EXTRACT PROVIDED:

§ §

Snow Queen is a 2002 made-for-television film produced by Hallmark Entertainment and directed by David Wu based on the 1844 story The Snow Queen by Hans Christian Andersen. The film stars Bridget Fonda as the title character and Chelsea Hobbs as her rival and the story's heroine, Gerda. The film originally aired on Hallmark Channel as a two-part miniseries, but has since been released as a full-length film on DVD in the United States. The DVD was released in the United Kingdom on November 9, 2009 and in Australia on September 2, 2011. This was Bridget Fonda's last acting role before her retirement.

Plot
The film's story is roughly based on Hans Christian Andersen's story "The Snow Queen" but features a number of significant changes. Most prominently are that Gerda and Kai are openly romantically attached to each other, instead of simply being best friends. Another significant change is that the opening and ending portions of the film take place in a modern "realistic" setting, while Gerda and Kai's adventures are dream-like and surreal.

§ §

TASK SET:
**A)** Rewrite the Snow Queen film article from "Snow Queen is" to "before her retirement.", putting "feature-length film" in place of "full-length film".
**B)** Extend the Snow Queen film article with the next part after its final sentence.

Records:
§ §

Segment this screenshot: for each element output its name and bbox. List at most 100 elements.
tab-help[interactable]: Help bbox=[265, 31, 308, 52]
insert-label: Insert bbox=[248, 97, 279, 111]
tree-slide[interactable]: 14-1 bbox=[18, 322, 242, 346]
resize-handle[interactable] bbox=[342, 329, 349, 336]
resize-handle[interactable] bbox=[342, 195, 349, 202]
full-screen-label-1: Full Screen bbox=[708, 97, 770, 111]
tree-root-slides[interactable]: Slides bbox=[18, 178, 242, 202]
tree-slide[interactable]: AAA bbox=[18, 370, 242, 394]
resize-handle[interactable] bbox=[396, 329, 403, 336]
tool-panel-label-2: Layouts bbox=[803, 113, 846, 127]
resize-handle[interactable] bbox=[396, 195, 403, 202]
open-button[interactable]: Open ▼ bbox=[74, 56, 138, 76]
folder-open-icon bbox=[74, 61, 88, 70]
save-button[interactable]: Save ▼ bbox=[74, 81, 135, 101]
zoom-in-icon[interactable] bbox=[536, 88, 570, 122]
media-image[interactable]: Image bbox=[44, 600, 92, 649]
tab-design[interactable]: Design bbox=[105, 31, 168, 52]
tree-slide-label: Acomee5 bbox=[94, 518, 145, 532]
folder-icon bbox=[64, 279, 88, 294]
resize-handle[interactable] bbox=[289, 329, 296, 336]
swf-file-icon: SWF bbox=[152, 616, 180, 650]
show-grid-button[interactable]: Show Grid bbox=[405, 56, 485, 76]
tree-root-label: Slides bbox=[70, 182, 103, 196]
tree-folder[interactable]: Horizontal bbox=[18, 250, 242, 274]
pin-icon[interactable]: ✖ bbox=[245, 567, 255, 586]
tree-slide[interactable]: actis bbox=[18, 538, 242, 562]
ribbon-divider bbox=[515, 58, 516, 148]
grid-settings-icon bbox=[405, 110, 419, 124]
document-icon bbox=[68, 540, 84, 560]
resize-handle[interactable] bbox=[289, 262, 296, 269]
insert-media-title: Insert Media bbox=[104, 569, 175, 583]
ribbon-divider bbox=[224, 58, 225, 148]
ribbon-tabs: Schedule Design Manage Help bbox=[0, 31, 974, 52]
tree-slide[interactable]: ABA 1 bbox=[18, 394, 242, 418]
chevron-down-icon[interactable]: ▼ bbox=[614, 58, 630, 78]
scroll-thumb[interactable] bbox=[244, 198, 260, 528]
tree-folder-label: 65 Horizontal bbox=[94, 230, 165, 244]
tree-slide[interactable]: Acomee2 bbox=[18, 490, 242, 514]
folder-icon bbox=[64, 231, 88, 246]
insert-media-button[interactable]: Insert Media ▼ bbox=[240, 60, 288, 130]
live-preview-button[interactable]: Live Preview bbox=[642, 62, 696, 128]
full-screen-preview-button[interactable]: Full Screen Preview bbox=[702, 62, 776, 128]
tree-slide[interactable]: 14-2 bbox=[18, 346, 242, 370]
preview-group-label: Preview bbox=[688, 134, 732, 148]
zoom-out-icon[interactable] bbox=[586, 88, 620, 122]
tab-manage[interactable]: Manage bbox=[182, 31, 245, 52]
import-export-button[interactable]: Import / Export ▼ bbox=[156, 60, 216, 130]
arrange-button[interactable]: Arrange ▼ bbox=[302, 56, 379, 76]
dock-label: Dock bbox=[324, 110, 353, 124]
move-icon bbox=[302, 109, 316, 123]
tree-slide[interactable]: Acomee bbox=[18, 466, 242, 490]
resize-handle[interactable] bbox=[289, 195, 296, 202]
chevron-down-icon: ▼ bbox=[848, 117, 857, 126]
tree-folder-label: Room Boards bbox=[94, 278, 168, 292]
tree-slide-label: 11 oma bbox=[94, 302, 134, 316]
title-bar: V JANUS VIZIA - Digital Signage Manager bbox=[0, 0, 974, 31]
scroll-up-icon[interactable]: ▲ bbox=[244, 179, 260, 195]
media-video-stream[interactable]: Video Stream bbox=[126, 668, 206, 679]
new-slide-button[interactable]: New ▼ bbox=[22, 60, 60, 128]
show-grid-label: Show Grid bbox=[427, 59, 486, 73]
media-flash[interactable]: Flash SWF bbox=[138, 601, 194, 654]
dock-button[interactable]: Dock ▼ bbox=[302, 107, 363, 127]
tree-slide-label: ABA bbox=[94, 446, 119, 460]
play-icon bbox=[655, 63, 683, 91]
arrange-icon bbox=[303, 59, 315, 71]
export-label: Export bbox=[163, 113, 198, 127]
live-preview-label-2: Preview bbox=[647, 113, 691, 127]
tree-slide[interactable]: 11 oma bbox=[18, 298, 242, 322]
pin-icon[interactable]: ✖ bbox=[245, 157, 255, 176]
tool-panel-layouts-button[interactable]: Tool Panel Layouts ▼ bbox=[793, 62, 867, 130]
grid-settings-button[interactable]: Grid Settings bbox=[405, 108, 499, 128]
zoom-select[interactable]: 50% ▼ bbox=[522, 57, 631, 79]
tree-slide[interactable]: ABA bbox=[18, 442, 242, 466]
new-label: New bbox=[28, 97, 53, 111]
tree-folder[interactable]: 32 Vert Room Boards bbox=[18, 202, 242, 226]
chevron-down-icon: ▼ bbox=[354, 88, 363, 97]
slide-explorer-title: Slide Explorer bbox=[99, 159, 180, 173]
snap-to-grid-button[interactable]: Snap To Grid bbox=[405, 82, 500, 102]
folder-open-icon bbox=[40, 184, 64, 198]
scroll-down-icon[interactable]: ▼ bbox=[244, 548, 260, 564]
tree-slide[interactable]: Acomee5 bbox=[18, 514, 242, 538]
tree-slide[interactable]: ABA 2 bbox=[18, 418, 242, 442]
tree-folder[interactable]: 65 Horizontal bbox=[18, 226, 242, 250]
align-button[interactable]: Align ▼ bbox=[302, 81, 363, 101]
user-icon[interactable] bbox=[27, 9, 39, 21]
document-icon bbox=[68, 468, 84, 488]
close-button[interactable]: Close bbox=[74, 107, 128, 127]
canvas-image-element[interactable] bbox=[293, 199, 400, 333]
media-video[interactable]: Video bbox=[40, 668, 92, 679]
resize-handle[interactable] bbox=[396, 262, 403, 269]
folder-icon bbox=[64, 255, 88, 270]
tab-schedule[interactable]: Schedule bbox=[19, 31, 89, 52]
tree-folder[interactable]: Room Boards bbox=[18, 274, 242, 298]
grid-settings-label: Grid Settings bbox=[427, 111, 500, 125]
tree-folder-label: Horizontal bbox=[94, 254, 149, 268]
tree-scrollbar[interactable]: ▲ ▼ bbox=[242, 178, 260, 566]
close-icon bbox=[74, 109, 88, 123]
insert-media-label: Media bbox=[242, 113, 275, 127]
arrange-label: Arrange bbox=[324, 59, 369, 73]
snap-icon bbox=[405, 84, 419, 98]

§ §

EXPECTED OUTPUTS:
**A)**
Snow Queen is a 2002 made-for-television film produced by Hallmark Entertainment and directed by David Wu based on the 1844 story The Snow Queen by Hans Christian Andersen. The film stars Bridget Fonda as the title character and Chelsea Hobbs as her rival and the story's heroine, Gerda. The film originally aired on Hallmark Channel as a two-part miniseries, but has since been released as a feature-length film on DVD in the United States. The DVD was released in the United Kingdom on November 9, 2009 and in Australia on September 2, 2011. This was Bridget Fonda's last acting role before her retirement.

**B)**
Gerda and Kai
Gerda, along with her father, Wolfgang, is initially in mourning over the death of her mother. The mother died nine years previously, freezing to death in the woods, and Gerda has grown to hate the winter because of this. The family has not been able to move on until Gerda meets Kai. In this version, Kai, rather than being a childhood friend, is the new bellboy at the hotel owned by Gerda's father, and he immediately sets out to befriend Gerda and help her heal, convincing her to take up her childhood hobby of ice skating once more. Over the course of their friendship, the two soon fall in love. It is because Kai has helped Gerda find new purpose in life that she sets out to rescue him when he is kidnapped by the Snow Queen. The Snow Queen refers to Gerda and Kai's relationship as "true love."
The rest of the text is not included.